*Data excerpts*.

╔══

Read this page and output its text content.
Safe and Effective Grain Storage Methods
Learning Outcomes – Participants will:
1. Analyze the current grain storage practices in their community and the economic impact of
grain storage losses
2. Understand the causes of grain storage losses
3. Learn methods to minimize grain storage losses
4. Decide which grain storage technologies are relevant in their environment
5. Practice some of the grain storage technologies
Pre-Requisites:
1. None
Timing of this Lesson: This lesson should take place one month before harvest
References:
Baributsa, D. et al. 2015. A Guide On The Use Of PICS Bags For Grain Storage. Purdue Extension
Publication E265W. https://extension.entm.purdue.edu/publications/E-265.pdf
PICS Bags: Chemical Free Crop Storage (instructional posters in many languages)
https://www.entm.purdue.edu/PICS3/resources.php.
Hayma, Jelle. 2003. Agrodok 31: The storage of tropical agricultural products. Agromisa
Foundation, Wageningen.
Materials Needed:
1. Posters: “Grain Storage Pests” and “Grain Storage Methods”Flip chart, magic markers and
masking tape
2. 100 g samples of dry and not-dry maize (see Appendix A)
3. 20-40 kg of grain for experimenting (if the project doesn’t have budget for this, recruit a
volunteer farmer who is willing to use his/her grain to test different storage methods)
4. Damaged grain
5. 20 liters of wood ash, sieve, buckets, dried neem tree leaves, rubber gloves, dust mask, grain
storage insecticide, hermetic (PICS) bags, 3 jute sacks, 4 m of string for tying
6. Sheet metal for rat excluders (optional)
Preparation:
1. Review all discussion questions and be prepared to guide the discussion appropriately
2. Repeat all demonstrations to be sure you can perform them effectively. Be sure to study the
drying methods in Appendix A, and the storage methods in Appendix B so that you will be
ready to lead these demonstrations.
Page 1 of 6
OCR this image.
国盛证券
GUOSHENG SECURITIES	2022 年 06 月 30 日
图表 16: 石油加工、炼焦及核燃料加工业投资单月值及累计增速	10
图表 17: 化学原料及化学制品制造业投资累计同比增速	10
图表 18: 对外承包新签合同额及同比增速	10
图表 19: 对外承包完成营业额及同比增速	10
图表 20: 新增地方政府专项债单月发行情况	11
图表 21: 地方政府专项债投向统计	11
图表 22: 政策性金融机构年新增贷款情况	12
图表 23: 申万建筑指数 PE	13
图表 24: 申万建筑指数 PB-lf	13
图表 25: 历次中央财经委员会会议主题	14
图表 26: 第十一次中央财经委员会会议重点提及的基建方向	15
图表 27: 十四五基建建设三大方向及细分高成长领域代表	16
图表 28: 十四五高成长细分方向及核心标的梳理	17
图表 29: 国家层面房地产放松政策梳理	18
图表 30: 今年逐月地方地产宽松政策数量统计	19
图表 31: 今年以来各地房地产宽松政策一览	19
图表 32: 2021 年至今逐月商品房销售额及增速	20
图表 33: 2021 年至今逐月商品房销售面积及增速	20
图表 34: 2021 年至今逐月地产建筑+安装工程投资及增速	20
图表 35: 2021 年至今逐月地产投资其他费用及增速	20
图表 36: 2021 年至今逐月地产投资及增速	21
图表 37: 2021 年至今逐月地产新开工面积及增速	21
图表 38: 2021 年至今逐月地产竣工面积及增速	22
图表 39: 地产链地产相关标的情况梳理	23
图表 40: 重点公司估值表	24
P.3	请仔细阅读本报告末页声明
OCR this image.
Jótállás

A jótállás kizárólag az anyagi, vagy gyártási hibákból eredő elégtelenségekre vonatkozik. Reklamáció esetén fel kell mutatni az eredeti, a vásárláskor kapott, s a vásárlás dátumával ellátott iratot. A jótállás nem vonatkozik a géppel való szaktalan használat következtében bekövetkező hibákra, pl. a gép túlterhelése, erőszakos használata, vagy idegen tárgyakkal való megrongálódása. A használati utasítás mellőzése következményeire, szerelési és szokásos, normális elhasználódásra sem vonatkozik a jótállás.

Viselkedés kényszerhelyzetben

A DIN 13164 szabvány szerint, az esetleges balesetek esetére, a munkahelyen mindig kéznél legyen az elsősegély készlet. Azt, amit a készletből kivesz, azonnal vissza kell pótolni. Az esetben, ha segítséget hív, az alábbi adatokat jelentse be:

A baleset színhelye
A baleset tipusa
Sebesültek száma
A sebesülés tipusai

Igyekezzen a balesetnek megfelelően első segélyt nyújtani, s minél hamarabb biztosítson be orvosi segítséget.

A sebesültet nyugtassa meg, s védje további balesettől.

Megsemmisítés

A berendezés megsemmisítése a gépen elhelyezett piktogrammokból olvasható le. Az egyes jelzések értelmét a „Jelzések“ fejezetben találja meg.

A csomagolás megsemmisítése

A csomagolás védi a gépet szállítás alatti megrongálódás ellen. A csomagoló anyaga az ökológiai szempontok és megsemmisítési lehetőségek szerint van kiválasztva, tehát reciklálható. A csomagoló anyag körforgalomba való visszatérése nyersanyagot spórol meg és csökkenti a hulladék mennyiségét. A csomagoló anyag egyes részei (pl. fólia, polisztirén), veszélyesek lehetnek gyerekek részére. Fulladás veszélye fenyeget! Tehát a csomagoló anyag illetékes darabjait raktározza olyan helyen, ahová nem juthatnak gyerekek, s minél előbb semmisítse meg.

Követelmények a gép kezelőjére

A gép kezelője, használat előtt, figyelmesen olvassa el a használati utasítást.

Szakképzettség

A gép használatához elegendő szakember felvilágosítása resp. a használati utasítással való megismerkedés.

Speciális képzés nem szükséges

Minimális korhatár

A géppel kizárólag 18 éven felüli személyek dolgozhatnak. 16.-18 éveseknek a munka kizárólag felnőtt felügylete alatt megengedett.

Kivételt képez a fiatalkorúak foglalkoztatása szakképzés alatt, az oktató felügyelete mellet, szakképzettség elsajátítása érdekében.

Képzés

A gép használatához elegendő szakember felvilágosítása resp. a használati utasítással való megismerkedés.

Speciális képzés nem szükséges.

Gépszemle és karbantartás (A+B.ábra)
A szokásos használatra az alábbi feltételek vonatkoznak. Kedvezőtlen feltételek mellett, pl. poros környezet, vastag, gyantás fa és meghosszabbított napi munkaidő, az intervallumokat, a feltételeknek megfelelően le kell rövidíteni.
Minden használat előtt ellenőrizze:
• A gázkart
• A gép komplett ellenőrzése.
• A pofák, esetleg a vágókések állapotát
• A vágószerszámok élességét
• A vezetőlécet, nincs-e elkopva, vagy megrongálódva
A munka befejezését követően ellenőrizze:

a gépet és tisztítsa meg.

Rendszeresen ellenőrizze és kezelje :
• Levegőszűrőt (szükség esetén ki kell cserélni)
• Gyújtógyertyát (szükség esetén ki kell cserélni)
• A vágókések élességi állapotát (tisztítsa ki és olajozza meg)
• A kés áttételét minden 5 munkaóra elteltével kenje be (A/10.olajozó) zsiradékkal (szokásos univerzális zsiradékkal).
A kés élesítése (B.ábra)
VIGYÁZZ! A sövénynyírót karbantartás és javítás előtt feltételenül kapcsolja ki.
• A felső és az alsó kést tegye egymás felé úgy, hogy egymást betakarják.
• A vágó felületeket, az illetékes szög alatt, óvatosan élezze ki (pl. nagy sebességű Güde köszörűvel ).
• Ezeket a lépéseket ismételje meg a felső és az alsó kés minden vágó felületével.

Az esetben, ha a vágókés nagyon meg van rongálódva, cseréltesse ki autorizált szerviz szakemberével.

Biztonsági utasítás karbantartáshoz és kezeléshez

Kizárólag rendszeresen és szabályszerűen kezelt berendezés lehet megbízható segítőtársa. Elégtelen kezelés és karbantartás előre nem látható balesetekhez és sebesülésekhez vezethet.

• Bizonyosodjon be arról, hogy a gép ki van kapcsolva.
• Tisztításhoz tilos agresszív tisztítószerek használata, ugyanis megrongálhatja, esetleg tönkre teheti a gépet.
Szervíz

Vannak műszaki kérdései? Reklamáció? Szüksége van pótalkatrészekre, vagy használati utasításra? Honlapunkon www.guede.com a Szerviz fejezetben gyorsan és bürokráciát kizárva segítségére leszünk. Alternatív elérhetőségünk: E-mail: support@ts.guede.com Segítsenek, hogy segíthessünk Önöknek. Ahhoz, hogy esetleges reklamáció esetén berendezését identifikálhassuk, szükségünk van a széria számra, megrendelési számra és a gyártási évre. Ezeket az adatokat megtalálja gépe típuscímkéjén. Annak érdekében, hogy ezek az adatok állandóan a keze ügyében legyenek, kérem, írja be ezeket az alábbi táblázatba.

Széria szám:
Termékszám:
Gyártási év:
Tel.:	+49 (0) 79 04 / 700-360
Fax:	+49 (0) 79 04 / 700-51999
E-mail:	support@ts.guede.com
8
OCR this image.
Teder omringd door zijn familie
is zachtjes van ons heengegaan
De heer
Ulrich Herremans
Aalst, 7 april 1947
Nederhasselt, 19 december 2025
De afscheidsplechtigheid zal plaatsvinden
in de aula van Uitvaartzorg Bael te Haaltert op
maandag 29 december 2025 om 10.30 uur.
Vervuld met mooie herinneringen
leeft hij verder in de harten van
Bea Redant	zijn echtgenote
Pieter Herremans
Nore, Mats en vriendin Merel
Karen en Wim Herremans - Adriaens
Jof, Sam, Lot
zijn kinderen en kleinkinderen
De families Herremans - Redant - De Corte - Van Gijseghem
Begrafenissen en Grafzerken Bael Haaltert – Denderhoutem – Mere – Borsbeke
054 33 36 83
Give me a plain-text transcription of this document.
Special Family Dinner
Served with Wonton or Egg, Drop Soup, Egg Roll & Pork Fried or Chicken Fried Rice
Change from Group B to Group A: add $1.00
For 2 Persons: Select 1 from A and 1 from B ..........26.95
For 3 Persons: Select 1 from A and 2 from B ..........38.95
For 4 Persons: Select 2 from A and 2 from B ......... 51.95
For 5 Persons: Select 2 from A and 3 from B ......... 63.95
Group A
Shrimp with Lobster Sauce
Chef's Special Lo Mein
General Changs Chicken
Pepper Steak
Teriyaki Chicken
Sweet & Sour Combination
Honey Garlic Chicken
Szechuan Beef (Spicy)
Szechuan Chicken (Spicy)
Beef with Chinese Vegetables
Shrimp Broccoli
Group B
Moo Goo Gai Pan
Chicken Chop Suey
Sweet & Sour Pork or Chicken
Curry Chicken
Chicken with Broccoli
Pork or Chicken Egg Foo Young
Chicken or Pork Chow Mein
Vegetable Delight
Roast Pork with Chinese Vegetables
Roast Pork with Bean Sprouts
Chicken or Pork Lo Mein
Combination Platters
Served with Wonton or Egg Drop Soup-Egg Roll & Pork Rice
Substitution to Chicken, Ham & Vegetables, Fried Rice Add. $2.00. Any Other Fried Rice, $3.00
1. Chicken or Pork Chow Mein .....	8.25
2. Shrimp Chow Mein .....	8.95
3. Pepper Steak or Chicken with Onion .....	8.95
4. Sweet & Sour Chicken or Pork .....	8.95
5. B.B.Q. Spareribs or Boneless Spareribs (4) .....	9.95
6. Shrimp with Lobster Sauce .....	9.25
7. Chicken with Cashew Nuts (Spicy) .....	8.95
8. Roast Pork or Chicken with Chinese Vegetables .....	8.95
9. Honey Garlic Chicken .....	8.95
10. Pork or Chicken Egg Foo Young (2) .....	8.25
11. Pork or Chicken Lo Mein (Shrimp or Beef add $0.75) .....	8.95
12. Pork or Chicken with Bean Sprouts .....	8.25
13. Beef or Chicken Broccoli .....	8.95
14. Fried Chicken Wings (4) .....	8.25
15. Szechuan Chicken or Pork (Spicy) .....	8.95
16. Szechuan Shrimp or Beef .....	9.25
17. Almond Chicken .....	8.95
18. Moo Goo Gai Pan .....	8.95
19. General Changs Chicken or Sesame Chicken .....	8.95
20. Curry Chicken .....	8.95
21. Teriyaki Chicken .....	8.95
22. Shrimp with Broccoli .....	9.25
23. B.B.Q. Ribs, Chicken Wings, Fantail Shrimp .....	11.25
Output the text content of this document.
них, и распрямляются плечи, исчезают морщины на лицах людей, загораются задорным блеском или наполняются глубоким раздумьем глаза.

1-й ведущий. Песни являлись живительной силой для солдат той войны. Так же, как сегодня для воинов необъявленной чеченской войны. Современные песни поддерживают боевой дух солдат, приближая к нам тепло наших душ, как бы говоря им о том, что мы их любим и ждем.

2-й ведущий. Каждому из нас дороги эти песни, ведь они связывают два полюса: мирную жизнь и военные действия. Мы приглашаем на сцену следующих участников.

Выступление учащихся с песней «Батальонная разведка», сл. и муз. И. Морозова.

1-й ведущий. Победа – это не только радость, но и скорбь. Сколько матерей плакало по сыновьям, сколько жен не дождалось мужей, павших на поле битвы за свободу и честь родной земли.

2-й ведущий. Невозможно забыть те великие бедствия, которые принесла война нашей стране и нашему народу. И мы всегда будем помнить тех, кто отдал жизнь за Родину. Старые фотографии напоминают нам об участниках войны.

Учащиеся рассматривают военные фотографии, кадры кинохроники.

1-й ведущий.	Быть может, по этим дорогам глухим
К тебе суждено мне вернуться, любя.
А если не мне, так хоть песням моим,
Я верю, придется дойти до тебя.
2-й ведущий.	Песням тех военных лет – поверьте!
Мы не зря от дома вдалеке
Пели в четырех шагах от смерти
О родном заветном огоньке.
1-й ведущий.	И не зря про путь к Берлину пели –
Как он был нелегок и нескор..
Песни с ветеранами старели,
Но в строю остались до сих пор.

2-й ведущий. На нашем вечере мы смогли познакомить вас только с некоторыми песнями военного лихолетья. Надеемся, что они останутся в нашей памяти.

╚══

*Task*. Your answer should be a single number: the count of lines in the data that include the word "General".

*Result for this exercise*. 2